**PROBLEM TO WORK ON**
From the data that follows, copy every line holding the string "SCHOOL".

── INPUT ROWS

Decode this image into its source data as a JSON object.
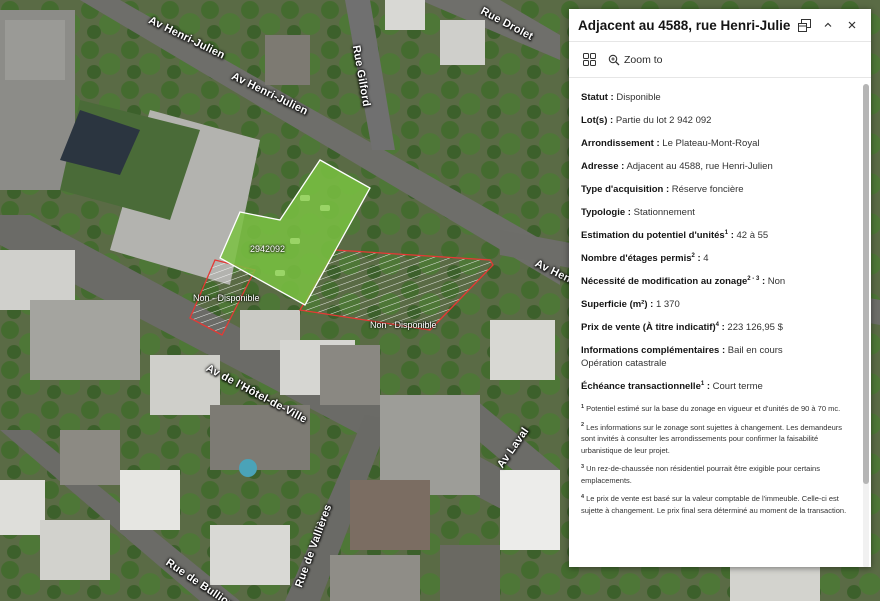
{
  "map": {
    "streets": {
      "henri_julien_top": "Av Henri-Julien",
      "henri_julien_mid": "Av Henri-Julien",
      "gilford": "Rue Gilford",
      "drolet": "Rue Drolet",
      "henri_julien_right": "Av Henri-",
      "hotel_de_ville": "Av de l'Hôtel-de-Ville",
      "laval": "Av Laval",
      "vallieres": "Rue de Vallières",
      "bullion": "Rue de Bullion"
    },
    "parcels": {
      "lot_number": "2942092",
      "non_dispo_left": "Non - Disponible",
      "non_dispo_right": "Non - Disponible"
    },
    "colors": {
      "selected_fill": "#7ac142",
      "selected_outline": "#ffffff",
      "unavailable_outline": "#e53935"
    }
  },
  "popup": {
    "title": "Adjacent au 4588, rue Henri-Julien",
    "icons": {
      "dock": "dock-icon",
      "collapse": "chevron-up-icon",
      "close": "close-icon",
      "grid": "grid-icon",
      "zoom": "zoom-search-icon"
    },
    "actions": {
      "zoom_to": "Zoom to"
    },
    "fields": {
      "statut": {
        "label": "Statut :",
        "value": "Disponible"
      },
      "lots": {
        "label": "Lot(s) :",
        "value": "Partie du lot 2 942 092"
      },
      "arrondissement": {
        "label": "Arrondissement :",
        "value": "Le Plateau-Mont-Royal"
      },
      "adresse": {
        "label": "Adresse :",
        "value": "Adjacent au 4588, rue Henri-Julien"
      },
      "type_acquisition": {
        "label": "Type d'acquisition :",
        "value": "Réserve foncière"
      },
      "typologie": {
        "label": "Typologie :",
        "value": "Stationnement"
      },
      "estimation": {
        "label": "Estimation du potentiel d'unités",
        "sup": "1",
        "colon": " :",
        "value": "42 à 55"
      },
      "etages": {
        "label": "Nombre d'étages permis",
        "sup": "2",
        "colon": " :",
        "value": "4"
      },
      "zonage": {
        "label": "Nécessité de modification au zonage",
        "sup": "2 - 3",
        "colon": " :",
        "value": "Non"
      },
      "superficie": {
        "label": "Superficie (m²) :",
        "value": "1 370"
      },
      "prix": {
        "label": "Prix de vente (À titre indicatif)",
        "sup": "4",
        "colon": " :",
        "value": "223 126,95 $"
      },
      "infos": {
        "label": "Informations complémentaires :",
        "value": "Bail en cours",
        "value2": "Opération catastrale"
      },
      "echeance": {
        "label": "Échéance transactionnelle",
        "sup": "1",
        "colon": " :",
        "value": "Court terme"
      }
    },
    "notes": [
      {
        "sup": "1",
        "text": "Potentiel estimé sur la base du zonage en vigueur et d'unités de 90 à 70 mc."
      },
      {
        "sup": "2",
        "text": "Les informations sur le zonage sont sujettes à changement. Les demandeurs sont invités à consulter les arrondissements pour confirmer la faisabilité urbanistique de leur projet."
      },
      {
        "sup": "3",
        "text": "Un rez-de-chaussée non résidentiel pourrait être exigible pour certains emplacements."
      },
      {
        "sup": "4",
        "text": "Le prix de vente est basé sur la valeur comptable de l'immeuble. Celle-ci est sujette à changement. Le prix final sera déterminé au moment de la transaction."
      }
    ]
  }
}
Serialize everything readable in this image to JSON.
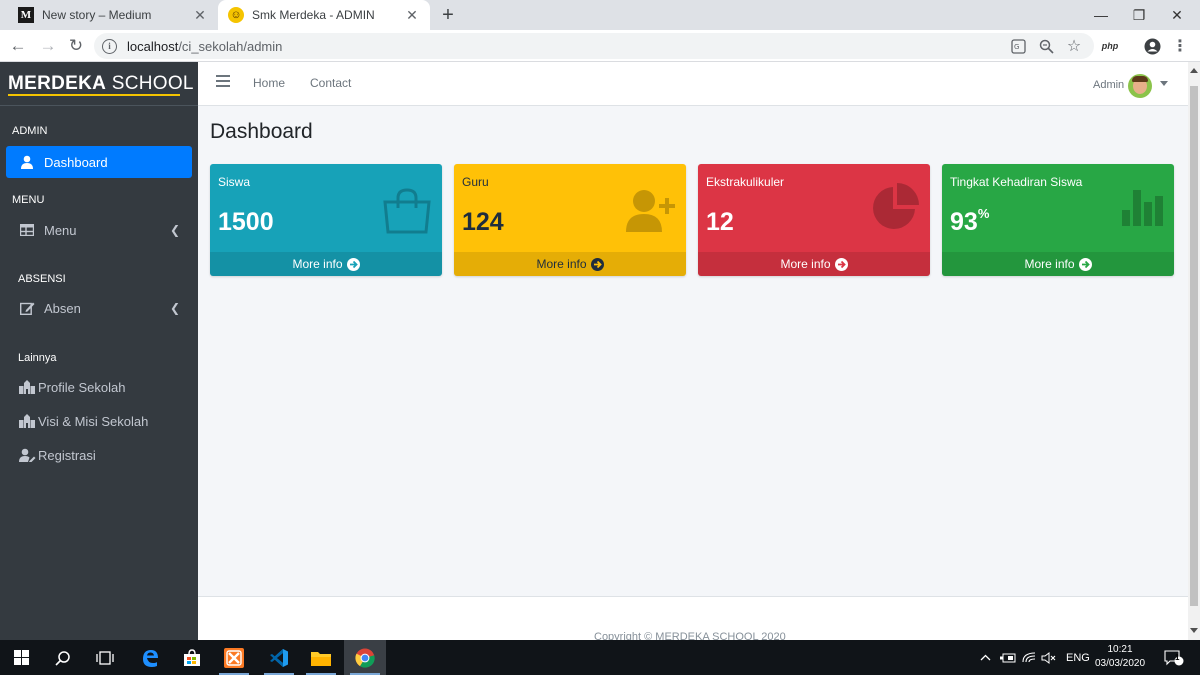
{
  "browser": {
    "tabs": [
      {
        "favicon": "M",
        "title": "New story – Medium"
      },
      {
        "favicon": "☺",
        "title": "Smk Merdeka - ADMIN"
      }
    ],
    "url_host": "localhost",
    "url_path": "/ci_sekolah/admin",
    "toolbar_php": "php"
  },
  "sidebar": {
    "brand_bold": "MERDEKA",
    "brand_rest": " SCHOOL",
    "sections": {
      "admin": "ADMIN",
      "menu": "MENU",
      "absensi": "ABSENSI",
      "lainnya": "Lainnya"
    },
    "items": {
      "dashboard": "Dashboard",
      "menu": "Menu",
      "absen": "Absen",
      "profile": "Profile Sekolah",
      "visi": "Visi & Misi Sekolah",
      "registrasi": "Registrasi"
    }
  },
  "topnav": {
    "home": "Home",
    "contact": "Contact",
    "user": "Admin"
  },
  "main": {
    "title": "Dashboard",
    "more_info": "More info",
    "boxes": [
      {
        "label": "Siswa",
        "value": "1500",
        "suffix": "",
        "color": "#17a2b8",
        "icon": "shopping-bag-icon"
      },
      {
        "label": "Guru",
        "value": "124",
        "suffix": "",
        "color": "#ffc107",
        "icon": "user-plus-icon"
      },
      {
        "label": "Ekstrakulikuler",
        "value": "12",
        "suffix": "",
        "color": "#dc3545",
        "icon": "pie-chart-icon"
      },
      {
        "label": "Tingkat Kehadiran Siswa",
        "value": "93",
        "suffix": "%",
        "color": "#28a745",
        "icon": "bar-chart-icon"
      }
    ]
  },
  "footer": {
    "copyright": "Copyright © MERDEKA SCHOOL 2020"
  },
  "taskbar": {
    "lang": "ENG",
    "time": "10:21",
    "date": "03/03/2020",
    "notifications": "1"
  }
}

────
── INPUT ROWS

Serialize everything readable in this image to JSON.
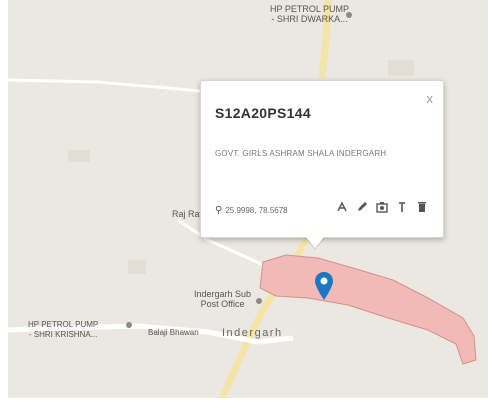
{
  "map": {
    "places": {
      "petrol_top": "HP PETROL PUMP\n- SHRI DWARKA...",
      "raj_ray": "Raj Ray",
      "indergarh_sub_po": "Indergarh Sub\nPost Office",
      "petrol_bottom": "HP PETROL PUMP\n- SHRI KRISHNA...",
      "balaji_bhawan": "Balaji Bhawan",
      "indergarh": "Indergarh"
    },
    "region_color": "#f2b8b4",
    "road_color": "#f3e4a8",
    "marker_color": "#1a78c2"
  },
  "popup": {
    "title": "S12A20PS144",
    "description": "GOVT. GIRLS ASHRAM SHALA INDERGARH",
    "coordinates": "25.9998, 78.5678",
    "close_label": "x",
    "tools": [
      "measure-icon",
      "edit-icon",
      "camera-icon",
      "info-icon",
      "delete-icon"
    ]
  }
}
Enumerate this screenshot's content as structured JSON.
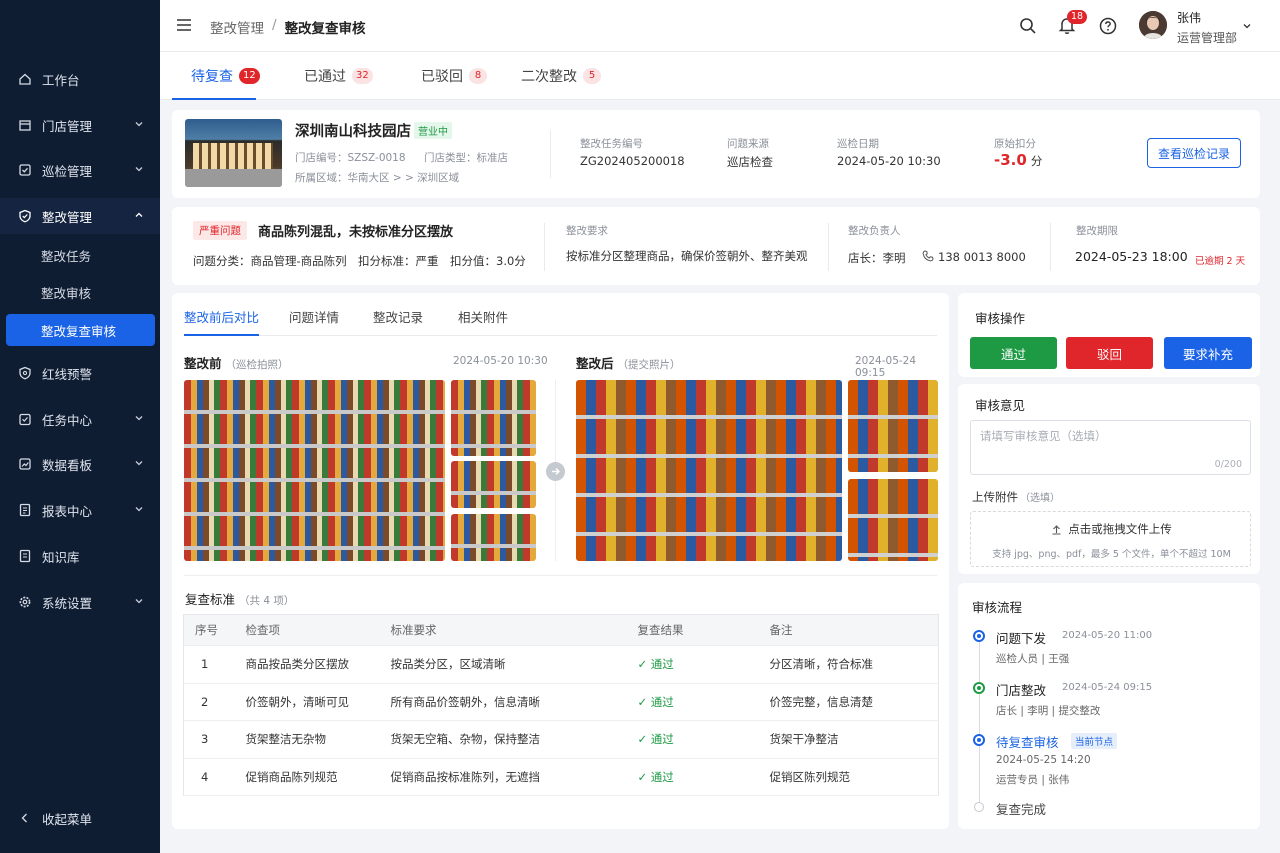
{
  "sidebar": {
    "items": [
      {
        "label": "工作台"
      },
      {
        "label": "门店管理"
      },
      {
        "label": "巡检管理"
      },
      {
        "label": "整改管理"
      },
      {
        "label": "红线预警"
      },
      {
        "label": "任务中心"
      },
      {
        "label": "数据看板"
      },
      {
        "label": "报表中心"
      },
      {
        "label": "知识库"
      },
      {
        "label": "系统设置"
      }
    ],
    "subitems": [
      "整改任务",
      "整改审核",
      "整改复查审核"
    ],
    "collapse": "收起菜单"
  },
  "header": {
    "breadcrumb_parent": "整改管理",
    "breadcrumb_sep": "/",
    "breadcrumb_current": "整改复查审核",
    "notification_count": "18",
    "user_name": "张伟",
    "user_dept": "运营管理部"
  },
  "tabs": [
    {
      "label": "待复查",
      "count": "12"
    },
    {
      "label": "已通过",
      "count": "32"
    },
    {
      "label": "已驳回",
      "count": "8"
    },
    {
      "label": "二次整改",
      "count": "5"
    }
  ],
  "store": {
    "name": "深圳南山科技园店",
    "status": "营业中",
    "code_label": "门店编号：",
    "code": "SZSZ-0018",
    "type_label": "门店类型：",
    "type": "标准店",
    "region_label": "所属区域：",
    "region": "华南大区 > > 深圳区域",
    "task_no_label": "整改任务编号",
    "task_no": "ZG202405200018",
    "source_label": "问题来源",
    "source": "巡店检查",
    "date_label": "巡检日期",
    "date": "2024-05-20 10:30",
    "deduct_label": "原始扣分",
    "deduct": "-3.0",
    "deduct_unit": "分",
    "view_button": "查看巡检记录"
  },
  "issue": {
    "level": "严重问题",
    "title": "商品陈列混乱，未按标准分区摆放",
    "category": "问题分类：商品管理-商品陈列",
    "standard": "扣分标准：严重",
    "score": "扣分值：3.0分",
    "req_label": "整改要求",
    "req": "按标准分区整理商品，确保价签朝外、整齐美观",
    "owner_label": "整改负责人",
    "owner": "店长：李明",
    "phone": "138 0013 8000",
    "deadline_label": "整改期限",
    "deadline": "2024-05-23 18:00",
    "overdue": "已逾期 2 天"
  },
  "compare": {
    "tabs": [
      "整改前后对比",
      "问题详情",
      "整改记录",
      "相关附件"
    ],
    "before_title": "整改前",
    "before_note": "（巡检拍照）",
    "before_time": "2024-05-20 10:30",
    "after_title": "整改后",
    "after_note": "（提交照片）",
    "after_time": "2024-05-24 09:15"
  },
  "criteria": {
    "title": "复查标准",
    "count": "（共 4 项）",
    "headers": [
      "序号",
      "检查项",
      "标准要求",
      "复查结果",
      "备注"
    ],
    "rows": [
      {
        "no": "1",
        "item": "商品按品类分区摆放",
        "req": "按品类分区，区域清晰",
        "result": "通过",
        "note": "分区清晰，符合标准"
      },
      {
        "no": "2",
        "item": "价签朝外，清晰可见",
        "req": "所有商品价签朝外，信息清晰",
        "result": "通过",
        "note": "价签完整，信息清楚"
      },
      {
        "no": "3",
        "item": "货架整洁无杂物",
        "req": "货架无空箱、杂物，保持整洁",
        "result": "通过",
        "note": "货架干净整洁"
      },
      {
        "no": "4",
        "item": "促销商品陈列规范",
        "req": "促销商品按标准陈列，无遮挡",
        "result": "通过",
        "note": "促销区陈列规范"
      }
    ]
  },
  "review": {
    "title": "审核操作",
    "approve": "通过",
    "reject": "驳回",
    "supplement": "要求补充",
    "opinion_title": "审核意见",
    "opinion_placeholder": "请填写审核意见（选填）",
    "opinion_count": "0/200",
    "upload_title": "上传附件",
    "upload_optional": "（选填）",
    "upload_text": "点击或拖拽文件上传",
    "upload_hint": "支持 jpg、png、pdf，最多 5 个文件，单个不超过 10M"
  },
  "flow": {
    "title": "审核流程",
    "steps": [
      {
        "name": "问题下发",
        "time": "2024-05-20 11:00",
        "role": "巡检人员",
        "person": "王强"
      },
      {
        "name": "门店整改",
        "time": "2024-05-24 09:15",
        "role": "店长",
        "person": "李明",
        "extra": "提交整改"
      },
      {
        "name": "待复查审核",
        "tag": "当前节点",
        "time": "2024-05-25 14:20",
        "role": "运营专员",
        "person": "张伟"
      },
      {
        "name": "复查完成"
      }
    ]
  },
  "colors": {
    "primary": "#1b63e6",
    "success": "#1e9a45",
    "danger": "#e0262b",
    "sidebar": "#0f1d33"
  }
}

────

**WRITTEN ANSWER**
    "brand_rest": " SCHOOL",
    "copyright": "Copyright © MERDEKA SCHOOL 2020"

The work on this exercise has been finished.